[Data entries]
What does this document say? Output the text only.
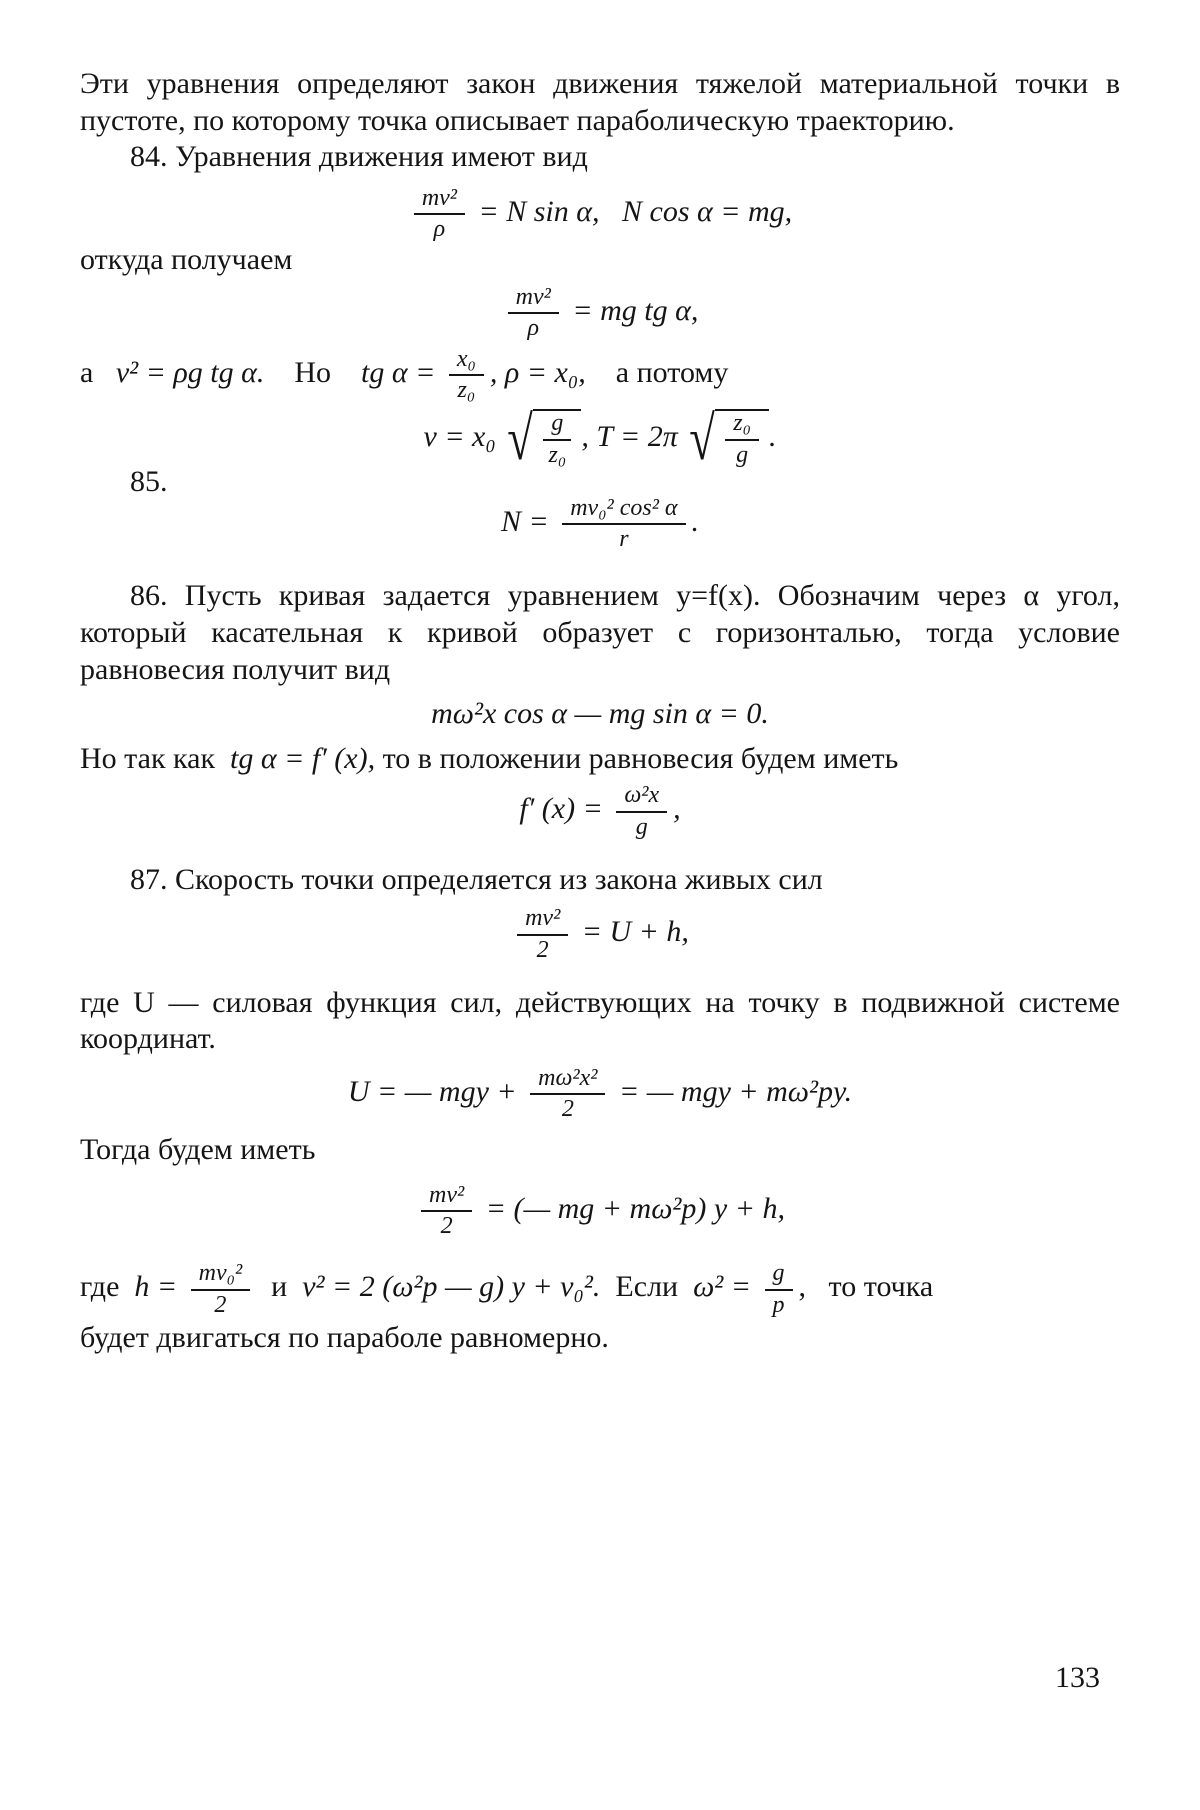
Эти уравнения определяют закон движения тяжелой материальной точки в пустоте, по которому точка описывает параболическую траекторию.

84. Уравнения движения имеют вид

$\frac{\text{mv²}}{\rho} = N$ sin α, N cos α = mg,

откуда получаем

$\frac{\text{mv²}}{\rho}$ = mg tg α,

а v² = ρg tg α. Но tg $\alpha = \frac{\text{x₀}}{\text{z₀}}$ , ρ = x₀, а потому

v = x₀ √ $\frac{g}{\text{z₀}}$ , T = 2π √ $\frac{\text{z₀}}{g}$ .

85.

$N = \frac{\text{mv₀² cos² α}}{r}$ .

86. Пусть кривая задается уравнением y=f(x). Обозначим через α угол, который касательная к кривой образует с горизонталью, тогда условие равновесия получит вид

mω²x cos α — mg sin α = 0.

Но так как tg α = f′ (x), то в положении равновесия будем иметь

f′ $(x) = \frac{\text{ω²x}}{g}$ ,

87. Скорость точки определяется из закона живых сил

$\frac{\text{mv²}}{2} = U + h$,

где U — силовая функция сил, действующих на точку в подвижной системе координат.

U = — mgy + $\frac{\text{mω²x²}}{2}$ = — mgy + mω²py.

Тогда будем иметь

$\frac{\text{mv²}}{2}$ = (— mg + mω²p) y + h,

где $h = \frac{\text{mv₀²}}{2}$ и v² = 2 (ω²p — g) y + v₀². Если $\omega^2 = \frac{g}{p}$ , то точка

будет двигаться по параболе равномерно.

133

■ Task description ■
The records above must be printed exactly; the pictures stay out.

■ Written solution ■
What does this document say? Output the text only.
Эти уравнения определяют закон движения тяжелой материальной точки в пустоте, по которому точка описывает параболическую траекторию.

84. Уравнения движения имеют вид

$\frac{\text{mv²}}{\rho} = N$ sin α, N cos α = mg,

откуда получаем

$\frac{\text{mv²}}{\rho}$ = mg tg α,

а v² = ρg tg α. Но tg $\alpha = \frac{\text{x₀}}{\text{z₀}}$ , ρ = x₀, а потому

v = x₀ √ $\frac{g}{\text{z₀}}$ , T = 2π √ $\frac{\text{z₀}}{g}$ .

85.

$N = \frac{\text{mv₀² cos² α}}{r}$ .

86. Пусть кривая задается уравнением y=f(x). Обозначим через α угол, который касательная к кривой образует с горизонталью, тогда условие равновесия получит вид

mω²x cos α — mg sin α = 0.

Но так как tg α = f′ (x), то в положении равновесия будем иметь

f′ $(x) = \frac{\text{ω²x}}{g}$ ,

87. Скорость точки определяется из закона живых сил

$\frac{\text{mv²}}{2} = U + h$,

где U — силовая функция сил, действующих на точку в подвижной системе координат.

U = — mgy + $\frac{\text{mω²x²}}{2}$ = — mgy + mω²py.

Тогда будем иметь

$\frac{\text{mv²}}{2}$ = (— mg + mω²p) y + h,

где $h = \frac{\text{mv₀²}}{2}$ и v² = 2 (ω²p — g) y + v₀². Если $\omega^2 = \frac{g}{p}$ , то точка

будет двигаться по параболе равномерно.

133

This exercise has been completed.